## Given problem
Update everything from the line containing "Text: O: O xyxy=(143,285,153,298)" down to the line containing "Text: Me: Me xyxy=(114,178,130,188)" by changing "Text" to "Label" and leaving all else as is. Return only those lines.

## Supplied information

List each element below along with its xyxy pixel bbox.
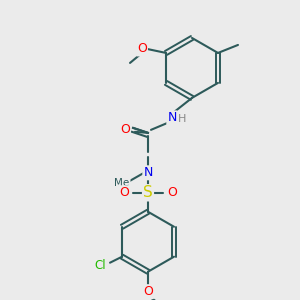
Text: O: O xyxy=(143,285,153,298)
Text: O: O xyxy=(137,42,147,56)
Text: S: S xyxy=(143,185,153,200)
Text: O: O xyxy=(120,123,130,136)
Text: N: N xyxy=(167,111,177,124)
Text: Cl: Cl xyxy=(94,259,106,272)
Text: H: H xyxy=(178,114,186,124)
Text: O: O xyxy=(119,186,129,199)
Text: O: O xyxy=(167,186,177,199)
Text: N: N xyxy=(143,166,153,179)
Text: Me: Me xyxy=(114,178,130,188)
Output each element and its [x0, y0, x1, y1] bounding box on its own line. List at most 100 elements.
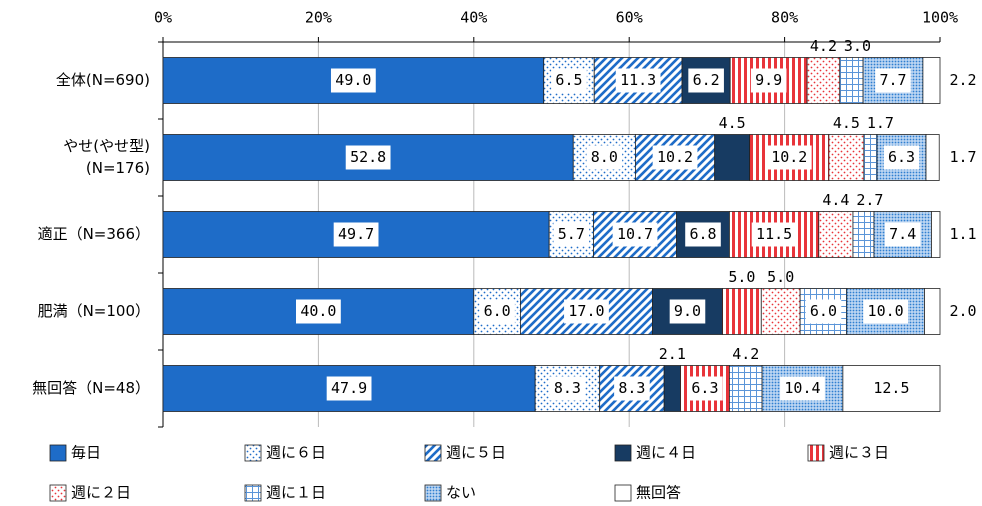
- value-label: 10.0: [868, 302, 904, 320]
- value-label: 1.7: [867, 114, 894, 132]
- value-label: 6.5: [555, 71, 582, 89]
- x-tick-label: 80%: [771, 9, 798, 27]
- value-label: 10.7: [617, 225, 653, 243]
- x-tick-label: 60%: [616, 9, 643, 27]
- value-label-box: [688, 68, 724, 93]
- category-label: 全体(N=690): [56, 71, 150, 89]
- bar-segment: [593, 57, 683, 104]
- legend-swatch: [244, 444, 262, 462]
- value-label: 11.5: [756, 225, 792, 243]
- legend-label: 週に６日: [266, 444, 326, 462]
- bar-segment: [852, 211, 875, 258]
- category-label: やせ(やせ型): [63, 137, 150, 155]
- value-label-box: [345, 145, 391, 170]
- bar-segment: [863, 134, 878, 181]
- value-label: 6.8: [689, 225, 716, 243]
- value-label: 6.0: [810, 302, 837, 320]
- x-tick-label: 40%: [460, 9, 487, 27]
- value-label-box: [751, 222, 797, 247]
- value-label: 2.7: [856, 191, 883, 209]
- value-label: 7.7: [879, 71, 906, 89]
- legend-swatch: [614, 444, 632, 462]
- value-label-box: [780, 376, 825, 401]
- value-label-box: [869, 376, 914, 401]
- value-label-box: [883, 145, 920, 170]
- bar-segment: [663, 365, 681, 412]
- value-label: 9.9: [755, 71, 782, 89]
- category-label: (N=176): [86, 159, 150, 177]
- bar-segment: [760, 288, 801, 335]
- x-tick-label: 20%: [305, 9, 332, 27]
- bar-segment: [722, 288, 762, 335]
- value-label-box: [564, 299, 609, 324]
- legend-label: 無回答: [636, 484, 681, 502]
- value-label: 4.2: [810, 37, 837, 55]
- value-label-box: [586, 145, 623, 170]
- value-label: 5.0: [767, 268, 794, 286]
- value-label: 7.4: [889, 225, 916, 243]
- value-label-box: [766, 145, 812, 170]
- value-label: 4.5: [719, 114, 746, 132]
- value-label: 2.2: [949, 71, 976, 89]
- legend-swatch: [424, 444, 442, 462]
- value-label: 6.2: [693, 71, 720, 89]
- value-label-box: [614, 376, 650, 401]
- bar-segment: [922, 57, 941, 104]
- value-label-box: [615, 68, 661, 93]
- value-label: 1.1: [949, 225, 976, 243]
- legend-swatch: [614, 484, 632, 502]
- value-label: 12.5: [873, 379, 909, 397]
- value-label-box: [875, 68, 911, 93]
- value-label: 11.3: [620, 71, 656, 89]
- legend-swatch: [807, 444, 825, 462]
- bar-segment: [729, 365, 763, 412]
- legend-label: 週に５日: [446, 444, 506, 462]
- value-label: 52.8: [350, 148, 386, 166]
- legend-swatch: [49, 444, 67, 462]
- value-label: 40.0: [300, 302, 336, 320]
- value-label-box: [687, 376, 723, 401]
- value-label: 5.7: [558, 225, 585, 243]
- value-label: 6.0: [484, 302, 511, 320]
- x-tick-label: 100%: [922, 9, 958, 27]
- bar-segment: [925, 134, 940, 181]
- value-label-box: [652, 145, 698, 170]
- bar-segment: [652, 288, 723, 335]
- value-label: 6.3: [691, 379, 718, 397]
- value-label-box: [553, 222, 590, 247]
- value-label-box: [884, 222, 921, 247]
- bar-segment: [806, 57, 841, 104]
- value-label: 8.0: [591, 148, 618, 166]
- value-label: 9.0: [674, 302, 701, 320]
- legend-label: 毎日: [71, 444, 101, 462]
- value-label: 10.2: [771, 148, 807, 166]
- value-label-box: [549, 376, 586, 401]
- legend-label: 週に４日: [636, 444, 696, 462]
- bar-segment: [729, 57, 808, 104]
- legend-swatch: [244, 484, 262, 502]
- value-label-box: [805, 299, 842, 324]
- value-label: 10.4: [784, 379, 820, 397]
- value-label: 10.2: [657, 148, 693, 166]
- bar-segment: [924, 288, 941, 335]
- value-label-box: [863, 299, 909, 324]
- category-label: 適正（N=366）: [38, 225, 150, 243]
- bar-segment: [828, 134, 865, 181]
- legend-label: 週に２日: [71, 484, 131, 502]
- value-label-box: [330, 68, 376, 93]
- bar-segment: [931, 211, 941, 258]
- value-label: 49.7: [338, 225, 374, 243]
- value-label-box: [479, 299, 515, 324]
- value-label-box: [750, 68, 787, 93]
- value-label: 2.1: [659, 345, 686, 363]
- value-label: 2.0: [949, 302, 976, 320]
- value-label-box: [296, 299, 341, 324]
- value-label: 6.3: [888, 148, 915, 166]
- bar-segment: [714, 134, 751, 181]
- x-tick-label: 0%: [154, 9, 172, 27]
- value-label: 3.0: [844, 37, 871, 55]
- value-label: 4.4: [822, 191, 849, 209]
- value-label: 1.7: [949, 148, 976, 166]
- value-label-box: [333, 222, 379, 247]
- legend-label: ない: [446, 484, 476, 502]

## Worked answer
Label: O: O xyxy=(143,285,153,298)
Label: O: O xyxy=(137,42,147,56)
Label: S: S xyxy=(143,185,153,200)
Label: O: O xyxy=(120,123,130,136)
Label: N: N xyxy=(167,111,177,124)
Label: Cl: Cl xyxy=(94,259,106,272)
Label: H: H xyxy=(178,114,186,124)
Label: O: O xyxy=(119,186,129,199)
Label: O: O xyxy=(167,186,177,199)
Label: N: N xyxy=(143,166,153,179)
Label: Me: Me xyxy=(114,178,130,188)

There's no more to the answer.